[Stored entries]
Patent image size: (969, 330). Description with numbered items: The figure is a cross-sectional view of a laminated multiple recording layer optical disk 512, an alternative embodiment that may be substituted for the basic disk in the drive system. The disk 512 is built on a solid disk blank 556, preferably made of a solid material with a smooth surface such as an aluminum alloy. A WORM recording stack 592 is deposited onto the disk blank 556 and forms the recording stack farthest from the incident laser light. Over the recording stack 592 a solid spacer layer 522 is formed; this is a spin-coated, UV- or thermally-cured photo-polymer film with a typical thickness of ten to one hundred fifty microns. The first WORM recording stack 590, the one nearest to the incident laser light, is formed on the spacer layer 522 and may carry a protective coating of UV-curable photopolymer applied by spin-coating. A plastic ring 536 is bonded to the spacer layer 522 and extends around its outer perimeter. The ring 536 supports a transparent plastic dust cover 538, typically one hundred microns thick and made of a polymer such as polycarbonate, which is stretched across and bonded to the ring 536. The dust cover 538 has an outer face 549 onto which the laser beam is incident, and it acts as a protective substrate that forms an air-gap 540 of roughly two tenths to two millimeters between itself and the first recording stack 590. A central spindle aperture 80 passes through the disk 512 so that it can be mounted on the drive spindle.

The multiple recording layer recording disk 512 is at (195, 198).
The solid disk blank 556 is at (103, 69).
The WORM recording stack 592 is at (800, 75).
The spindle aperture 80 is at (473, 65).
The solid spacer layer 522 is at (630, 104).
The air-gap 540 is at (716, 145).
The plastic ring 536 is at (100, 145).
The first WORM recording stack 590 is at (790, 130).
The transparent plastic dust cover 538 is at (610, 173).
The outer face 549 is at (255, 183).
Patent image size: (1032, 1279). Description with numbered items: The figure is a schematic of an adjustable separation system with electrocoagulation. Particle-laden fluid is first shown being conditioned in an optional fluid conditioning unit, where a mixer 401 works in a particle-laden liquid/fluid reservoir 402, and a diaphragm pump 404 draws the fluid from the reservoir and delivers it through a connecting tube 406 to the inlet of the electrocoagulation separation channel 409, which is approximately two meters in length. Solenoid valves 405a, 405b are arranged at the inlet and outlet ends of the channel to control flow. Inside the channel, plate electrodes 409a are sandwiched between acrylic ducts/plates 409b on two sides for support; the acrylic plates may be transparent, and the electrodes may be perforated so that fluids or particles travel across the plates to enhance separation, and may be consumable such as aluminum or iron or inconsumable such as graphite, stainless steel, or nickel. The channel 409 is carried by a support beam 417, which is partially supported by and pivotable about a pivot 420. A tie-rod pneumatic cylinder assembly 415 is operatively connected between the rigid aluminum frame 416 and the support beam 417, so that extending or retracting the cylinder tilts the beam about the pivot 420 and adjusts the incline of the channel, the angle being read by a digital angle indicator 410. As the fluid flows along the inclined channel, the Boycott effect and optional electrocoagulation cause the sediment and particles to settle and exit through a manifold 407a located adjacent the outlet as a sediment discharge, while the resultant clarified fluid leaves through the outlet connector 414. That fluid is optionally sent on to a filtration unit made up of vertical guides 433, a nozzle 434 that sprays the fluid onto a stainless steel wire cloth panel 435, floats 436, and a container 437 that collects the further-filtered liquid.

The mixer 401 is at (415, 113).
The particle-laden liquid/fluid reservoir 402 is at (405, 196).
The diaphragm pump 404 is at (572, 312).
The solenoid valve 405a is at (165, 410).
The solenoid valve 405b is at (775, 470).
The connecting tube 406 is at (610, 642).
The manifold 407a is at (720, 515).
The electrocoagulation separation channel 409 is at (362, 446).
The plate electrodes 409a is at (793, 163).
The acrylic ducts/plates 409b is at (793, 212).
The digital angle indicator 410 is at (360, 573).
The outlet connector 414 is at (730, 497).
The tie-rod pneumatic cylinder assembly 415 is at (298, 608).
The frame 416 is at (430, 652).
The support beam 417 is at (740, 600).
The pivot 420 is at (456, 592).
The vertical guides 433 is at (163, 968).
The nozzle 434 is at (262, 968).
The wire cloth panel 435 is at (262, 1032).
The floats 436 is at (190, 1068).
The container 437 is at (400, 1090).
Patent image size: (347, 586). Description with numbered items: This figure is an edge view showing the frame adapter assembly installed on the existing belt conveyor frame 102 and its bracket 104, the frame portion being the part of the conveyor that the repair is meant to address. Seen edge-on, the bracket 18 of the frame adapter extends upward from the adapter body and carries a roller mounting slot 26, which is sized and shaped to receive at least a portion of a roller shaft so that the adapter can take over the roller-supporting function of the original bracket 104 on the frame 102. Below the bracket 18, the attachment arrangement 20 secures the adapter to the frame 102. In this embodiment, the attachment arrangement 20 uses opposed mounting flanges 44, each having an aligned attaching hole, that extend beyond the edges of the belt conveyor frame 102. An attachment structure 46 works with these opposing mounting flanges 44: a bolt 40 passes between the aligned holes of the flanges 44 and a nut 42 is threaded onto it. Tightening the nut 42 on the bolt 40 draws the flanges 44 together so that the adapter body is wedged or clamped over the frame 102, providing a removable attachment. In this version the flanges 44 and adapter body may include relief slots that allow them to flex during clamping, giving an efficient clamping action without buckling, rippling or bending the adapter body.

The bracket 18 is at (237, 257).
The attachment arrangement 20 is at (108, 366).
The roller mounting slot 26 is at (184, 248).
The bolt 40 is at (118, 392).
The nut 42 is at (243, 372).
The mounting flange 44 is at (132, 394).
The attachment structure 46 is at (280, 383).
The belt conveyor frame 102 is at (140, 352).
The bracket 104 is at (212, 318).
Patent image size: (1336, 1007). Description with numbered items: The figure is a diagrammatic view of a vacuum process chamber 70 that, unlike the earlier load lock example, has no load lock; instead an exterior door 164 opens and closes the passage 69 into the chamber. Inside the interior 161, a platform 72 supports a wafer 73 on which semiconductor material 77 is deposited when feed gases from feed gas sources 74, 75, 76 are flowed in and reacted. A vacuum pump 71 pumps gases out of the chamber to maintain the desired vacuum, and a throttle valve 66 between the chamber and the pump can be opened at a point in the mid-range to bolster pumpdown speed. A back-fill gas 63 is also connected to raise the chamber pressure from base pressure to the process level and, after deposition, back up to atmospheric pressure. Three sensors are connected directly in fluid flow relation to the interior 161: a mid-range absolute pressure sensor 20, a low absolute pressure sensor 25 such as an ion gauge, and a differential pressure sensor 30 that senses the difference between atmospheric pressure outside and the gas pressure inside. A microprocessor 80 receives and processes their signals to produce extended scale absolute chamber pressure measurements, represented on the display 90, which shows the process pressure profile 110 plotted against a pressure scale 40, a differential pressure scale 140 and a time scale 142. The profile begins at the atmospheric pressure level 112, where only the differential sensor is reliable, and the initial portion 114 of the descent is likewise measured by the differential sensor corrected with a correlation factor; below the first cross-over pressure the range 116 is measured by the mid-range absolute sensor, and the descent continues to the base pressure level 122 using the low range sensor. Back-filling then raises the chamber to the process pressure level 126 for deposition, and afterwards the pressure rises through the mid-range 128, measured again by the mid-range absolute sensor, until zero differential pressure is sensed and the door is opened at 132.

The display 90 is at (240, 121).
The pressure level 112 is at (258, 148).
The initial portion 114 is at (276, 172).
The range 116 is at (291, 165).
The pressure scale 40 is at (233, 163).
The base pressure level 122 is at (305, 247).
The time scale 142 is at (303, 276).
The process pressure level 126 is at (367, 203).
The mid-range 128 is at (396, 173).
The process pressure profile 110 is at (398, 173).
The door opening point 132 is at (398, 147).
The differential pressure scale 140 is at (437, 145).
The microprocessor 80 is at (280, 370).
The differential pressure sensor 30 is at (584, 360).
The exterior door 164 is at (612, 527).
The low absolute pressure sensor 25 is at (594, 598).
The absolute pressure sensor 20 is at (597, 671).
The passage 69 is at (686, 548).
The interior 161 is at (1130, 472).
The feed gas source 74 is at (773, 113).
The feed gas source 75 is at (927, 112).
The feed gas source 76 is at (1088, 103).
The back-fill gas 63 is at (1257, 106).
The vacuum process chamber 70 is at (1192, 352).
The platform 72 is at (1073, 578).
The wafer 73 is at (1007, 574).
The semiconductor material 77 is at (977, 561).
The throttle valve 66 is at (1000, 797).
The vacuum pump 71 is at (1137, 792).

* Short exercise: Edit the entries from the start through the line containing "The outer face 549 is at (255, 183)." by swapping "laminated" for "layered", and return that stretch with everything else unchanged.

* Result of this exercise:
Patent image size: (969, 330). Description with numbered items: The figure is a cross-sectional view of a layered multiple recording layer optical disk 512, an alternative embodiment that may be substituted for the basic disk in the drive system. The disk 512 is built on a solid disk blank 556, preferably made of a solid material with a smooth surface such as an aluminum alloy. A WORM recording stack 592 is deposited onto the disk blank 556 and forms the recording stack farthest from the incident laser light. Over the recording stack 592 a solid spacer layer 522 is formed; this is a spin-coated, UV- or thermally-cured photo-polymer film with a typical thickness of ten to one hundred fifty microns. The first WORM recording stack 590, the one nearest to the incident laser light, is formed on the spacer layer 522 and may carry a protective coating of UV-curable photopolymer applied by spin-coating. A plastic ring 536 is bonded to the spacer layer 522 and extends around its outer perimeter. The ring 536 supports a transparent plastic dust cover 538, typically one hundred microns thick and made of a polymer such as polycarbonate, which is stretched across and bonded to the ring 536. The dust cover 538 has an outer face 549 onto which the laser beam is incident, and it acts as a protective substrate that forms an air-gap 540 of roughly two tenths to two millimeters between itself and the first recording stack 590. A central spindle aperture 80 passes through the disk 512 so that it can be mounted on the drive spindle.

The multiple recording layer recording disk 512 is at (195, 198).
The solid disk blank 556 is at (103, 69).
The WORM recording stack 592 is at (800, 75).
The spindle aperture 80 is at (473, 65).
The solid spacer layer 522 is at (630, 104).
The air-gap 540 is at (716, 145).
The plastic ring 536 is at (100, 145).
The first WORM recording stack 590 is at (790, 130).
The transparent plastic dust cover 538 is at (610, 173).
The outer face 549 is at (255, 183).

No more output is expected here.